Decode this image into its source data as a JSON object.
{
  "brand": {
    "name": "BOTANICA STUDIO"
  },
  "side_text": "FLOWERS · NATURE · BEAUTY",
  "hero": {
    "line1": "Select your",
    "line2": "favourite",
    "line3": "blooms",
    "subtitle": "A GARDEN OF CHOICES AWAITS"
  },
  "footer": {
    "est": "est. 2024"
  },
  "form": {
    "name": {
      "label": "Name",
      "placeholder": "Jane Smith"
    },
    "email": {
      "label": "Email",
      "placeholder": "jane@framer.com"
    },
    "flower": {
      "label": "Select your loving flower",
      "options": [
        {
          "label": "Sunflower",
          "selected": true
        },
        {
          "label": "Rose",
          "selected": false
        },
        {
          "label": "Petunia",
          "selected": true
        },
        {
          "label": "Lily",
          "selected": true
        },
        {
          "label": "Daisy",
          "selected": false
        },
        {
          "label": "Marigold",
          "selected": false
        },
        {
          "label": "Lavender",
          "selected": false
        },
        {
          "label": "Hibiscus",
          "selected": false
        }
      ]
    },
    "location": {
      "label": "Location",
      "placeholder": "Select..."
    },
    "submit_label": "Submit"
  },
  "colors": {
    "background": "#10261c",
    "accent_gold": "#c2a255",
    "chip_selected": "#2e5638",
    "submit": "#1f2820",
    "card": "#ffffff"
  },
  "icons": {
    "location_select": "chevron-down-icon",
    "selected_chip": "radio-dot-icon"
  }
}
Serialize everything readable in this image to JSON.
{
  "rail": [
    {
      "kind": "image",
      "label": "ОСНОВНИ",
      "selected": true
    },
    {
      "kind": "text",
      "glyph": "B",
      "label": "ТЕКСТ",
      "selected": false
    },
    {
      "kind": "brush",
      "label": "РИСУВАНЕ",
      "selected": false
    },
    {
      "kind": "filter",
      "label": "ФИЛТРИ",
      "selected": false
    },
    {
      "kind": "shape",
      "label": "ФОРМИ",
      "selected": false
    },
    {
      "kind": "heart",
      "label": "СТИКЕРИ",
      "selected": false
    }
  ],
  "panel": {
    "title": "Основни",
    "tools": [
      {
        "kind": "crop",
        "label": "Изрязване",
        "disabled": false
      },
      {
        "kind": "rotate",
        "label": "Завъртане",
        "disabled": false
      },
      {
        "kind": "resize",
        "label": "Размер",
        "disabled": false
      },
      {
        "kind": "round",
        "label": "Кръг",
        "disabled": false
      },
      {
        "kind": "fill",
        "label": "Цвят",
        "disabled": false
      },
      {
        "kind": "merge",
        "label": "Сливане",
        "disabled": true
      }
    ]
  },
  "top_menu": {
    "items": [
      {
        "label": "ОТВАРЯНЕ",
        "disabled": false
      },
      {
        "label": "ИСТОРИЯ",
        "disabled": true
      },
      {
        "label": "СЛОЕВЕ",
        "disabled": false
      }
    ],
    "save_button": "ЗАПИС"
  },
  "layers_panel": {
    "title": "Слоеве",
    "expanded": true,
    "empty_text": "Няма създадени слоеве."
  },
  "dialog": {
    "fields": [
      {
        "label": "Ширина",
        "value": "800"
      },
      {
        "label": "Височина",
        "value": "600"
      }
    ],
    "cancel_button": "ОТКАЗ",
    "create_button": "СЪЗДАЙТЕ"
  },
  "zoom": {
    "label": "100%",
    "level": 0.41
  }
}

Exercise directions:
Search the data for "placeholder". Copy every matching line.

Result of the task:
      "placeholder": "Jane Smith"
      "placeholder": "jane@framer.com"
      "placeholder": "Select..."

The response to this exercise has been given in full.